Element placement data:
[Start]
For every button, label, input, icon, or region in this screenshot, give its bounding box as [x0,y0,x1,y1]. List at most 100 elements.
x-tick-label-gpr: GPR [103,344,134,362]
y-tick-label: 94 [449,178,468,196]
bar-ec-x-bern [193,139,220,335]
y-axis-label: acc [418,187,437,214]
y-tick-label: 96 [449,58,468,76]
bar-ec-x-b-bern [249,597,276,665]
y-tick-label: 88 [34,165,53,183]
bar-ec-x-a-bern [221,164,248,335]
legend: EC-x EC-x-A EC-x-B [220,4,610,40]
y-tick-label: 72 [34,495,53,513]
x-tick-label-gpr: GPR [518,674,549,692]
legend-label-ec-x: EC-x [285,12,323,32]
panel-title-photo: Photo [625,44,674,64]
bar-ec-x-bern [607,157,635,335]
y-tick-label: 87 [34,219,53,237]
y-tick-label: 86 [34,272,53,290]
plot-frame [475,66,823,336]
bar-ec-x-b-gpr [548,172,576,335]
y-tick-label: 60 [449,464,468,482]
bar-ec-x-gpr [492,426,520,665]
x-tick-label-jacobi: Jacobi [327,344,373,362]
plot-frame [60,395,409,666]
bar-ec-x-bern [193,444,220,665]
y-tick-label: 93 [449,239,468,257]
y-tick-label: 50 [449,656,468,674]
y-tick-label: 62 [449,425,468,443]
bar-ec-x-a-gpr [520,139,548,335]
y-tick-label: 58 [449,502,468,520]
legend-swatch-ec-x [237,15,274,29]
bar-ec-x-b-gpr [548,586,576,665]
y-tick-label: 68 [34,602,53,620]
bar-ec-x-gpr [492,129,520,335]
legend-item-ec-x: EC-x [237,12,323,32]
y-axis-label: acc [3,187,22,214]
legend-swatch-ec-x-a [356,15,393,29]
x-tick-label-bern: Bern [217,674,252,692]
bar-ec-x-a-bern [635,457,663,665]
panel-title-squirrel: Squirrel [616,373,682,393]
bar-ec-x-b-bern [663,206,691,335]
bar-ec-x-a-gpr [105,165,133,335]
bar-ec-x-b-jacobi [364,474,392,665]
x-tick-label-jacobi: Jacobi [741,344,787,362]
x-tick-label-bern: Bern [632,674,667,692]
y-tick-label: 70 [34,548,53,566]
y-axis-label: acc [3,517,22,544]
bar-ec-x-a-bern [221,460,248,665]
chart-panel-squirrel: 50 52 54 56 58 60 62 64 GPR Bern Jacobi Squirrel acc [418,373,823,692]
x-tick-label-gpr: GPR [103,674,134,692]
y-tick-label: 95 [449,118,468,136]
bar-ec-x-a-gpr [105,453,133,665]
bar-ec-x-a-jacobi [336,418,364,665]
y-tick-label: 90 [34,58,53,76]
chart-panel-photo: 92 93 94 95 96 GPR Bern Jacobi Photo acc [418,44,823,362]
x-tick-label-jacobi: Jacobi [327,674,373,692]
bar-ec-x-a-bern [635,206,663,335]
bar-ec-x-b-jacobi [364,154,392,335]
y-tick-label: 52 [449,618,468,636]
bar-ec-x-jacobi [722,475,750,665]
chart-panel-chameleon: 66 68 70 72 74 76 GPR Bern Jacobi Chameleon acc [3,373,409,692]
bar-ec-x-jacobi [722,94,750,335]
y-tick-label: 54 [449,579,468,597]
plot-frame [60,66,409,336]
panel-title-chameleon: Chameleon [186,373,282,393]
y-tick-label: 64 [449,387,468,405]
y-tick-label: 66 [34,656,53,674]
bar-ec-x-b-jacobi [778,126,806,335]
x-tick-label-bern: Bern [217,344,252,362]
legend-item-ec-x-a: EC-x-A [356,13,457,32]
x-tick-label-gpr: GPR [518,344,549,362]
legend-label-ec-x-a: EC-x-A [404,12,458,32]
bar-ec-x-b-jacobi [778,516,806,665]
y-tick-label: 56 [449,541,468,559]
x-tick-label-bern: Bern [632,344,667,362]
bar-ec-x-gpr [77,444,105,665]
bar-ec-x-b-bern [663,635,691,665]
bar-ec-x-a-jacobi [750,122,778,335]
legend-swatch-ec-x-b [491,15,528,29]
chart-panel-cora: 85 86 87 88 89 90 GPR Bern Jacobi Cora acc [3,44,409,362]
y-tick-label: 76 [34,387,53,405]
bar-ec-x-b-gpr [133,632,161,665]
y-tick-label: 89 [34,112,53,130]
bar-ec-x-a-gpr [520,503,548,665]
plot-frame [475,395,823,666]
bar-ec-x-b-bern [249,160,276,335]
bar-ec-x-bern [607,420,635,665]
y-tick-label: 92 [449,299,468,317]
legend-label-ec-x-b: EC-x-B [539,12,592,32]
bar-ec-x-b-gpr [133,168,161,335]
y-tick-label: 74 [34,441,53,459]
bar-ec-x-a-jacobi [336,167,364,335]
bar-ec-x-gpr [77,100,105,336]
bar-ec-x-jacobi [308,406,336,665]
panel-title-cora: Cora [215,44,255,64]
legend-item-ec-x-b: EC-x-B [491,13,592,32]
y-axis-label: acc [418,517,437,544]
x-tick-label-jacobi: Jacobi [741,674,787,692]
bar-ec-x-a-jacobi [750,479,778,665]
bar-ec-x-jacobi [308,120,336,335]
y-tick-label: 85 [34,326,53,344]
[End]
## Request
Can you rewrite all of the records above, changing every "plot-frame" to "plot-area" and leaving everything else as it is?

## Result
For every button, label, input, icon, or region in this screenshot, give its bounding box as [x0,y0,x1,y1]. List at most 100 elements.
x-tick-label-gpr: GPR [103,344,134,362]
y-tick-label: 94 [449,178,468,196]
bar-ec-x-bern [193,139,220,335]
y-axis-label: acc [418,187,437,214]
y-tick-label: 96 [449,58,468,76]
bar-ec-x-b-bern [249,597,276,665]
y-tick-label: 88 [34,165,53,183]
bar-ec-x-a-bern [221,164,248,335]
legend: EC-x EC-x-A EC-x-B [220,4,610,40]
y-tick-label: 72 [34,495,53,513]
x-tick-label-gpr: GPR [518,674,549,692]
legend-label-ec-x: EC-x [285,12,323,32]
panel-title-photo: Photo [625,44,674,64]
bar-ec-x-bern [607,157,635,335]
y-tick-label: 87 [34,219,53,237]
y-tick-label: 86 [34,272,53,290]
plot-area [475,66,823,336]
bar-ec-x-b-gpr [548,172,576,335]
y-tick-label: 60 [449,464,468,482]
bar-ec-x-gpr [492,426,520,665]
x-tick-label-jacobi: Jacobi [327,344,373,362]
plot-area [60,395,409,666]
bar-ec-x-bern [193,444,220,665]
y-tick-label: 93 [449,239,468,257]
y-tick-label: 50 [449,656,468,674]
y-tick-label: 62 [449,425,468,443]
bar-ec-x-a-gpr [520,139,548,335]
y-tick-label: 58 [449,502,468,520]
legend-swatch-ec-x [237,15,274,29]
bar-ec-x-b-gpr [548,586,576,665]
y-tick-label: 68 [34,602,53,620]
bar-ec-x-gpr [492,129,520,335]
legend-item-ec-x: EC-x [237,12,323,32]
y-axis-label: acc [3,187,22,214]
legend-swatch-ec-x-a [356,15,393,29]
x-tick-label-bern: Bern [217,674,252,692]
bar-ec-x-a-bern [635,457,663,665]
panel-title-squirrel: Squirrel [616,373,682,393]
bar-ec-x-b-bern [663,206,691,335]
bar-ec-x-a-gpr [105,165,133,335]
bar-ec-x-b-jacobi [364,474,392,665]
x-tick-label-jacobi: Jacobi [741,344,787,362]
x-tick-label-bern: Bern [632,674,667,692]
y-tick-label: 70 [34,548,53,566]
y-axis-label: acc [3,517,22,544]
bar-ec-x-a-bern [221,460,248,665]
chart-panel-squirrel: 50 52 54 56 58 60 62 64 GPR Bern Jacobi Squirrel acc [418,373,823,692]
x-tick-label-gpr: GPR [103,674,134,692]
y-tick-label: 95 [449,118,468,136]
bar-ec-x-a-gpr [105,453,133,665]
bar-ec-x-a-jacobi [336,418,364,665]
y-tick-label: 90 [34,58,53,76]
chart-panel-photo: 92 93 94 95 96 GPR Bern Jacobi Photo acc [418,44,823,362]
x-tick-label-jacobi: Jacobi [327,674,373,692]
bar-ec-x-a-bern [635,206,663,335]
bar-ec-x-b-jacobi [364,154,392,335]
y-tick-label: 52 [449,618,468,636]
bar-ec-x-jacobi [722,475,750,665]
chart-panel-chameleon: 66 68 70 72 74 76 GPR Bern Jacobi Chameleon acc [3,373,409,692]
bar-ec-x-jacobi [722,94,750,335]
y-tick-label: 54 [449,579,468,597]
plot-area [60,66,409,336]
panel-title-chameleon: Chameleon [186,373,282,393]
y-tick-label: 64 [449,387,468,405]
y-tick-label: 66 [34,656,53,674]
bar-ec-x-b-jacobi [778,126,806,335]
x-tick-label-bern: Bern [217,344,252,362]
legend-item-ec-x-a: EC-x-A [356,13,457,32]
x-tick-label-gpr: GPR [518,344,549,362]
legend-label-ec-x-a: EC-x-A [404,12,458,32]
bar-ec-x-b-jacobi [778,516,806,665]
y-tick-label: 56 [449,541,468,559]
x-tick-label-bern: Bern [632,344,667,362]
bar-ec-x-gpr [77,444,105,665]
bar-ec-x-b-bern [663,635,691,665]
bar-ec-x-a-jacobi [750,122,778,335]
legend-swatch-ec-x-b [491,15,528,29]
chart-panel-cora: 85 86 87 88 89 90 GPR Bern Jacobi Cora acc [3,44,409,362]
y-tick-label: 76 [34,387,53,405]
bar-ec-x-b-gpr [133,632,161,665]
y-tick-label: 89 [34,112,53,130]
bar-ec-x-a-gpr [520,503,548,665]
plot-area [475,395,823,666]
bar-ec-x-b-bern [249,160,276,335]
bar-ec-x-bern [607,420,635,665]
y-tick-label: 92 [449,299,468,317]
legend-label-ec-x-b: EC-x-B [539,12,592,32]
bar-ec-x-b-gpr [133,168,161,335]
y-tick-label: 74 [34,441,53,459]
bar-ec-x-a-jacobi [336,167,364,335]
bar-ec-x-gpr [77,100,105,336]
bar-ec-x-jacobi [308,406,336,665]
panel-title-cora: Cora [215,44,255,64]
legend-item-ec-x-b: EC-x-B [491,13,592,32]
y-axis-label: acc [418,517,437,544]
x-tick-label-jacobi: Jacobi [741,674,787,692]
bar-ec-x-a-jacobi [750,479,778,665]
bar-ec-x-jacobi [308,120,336,335]
y-tick-label: 85 [34,326,53,344]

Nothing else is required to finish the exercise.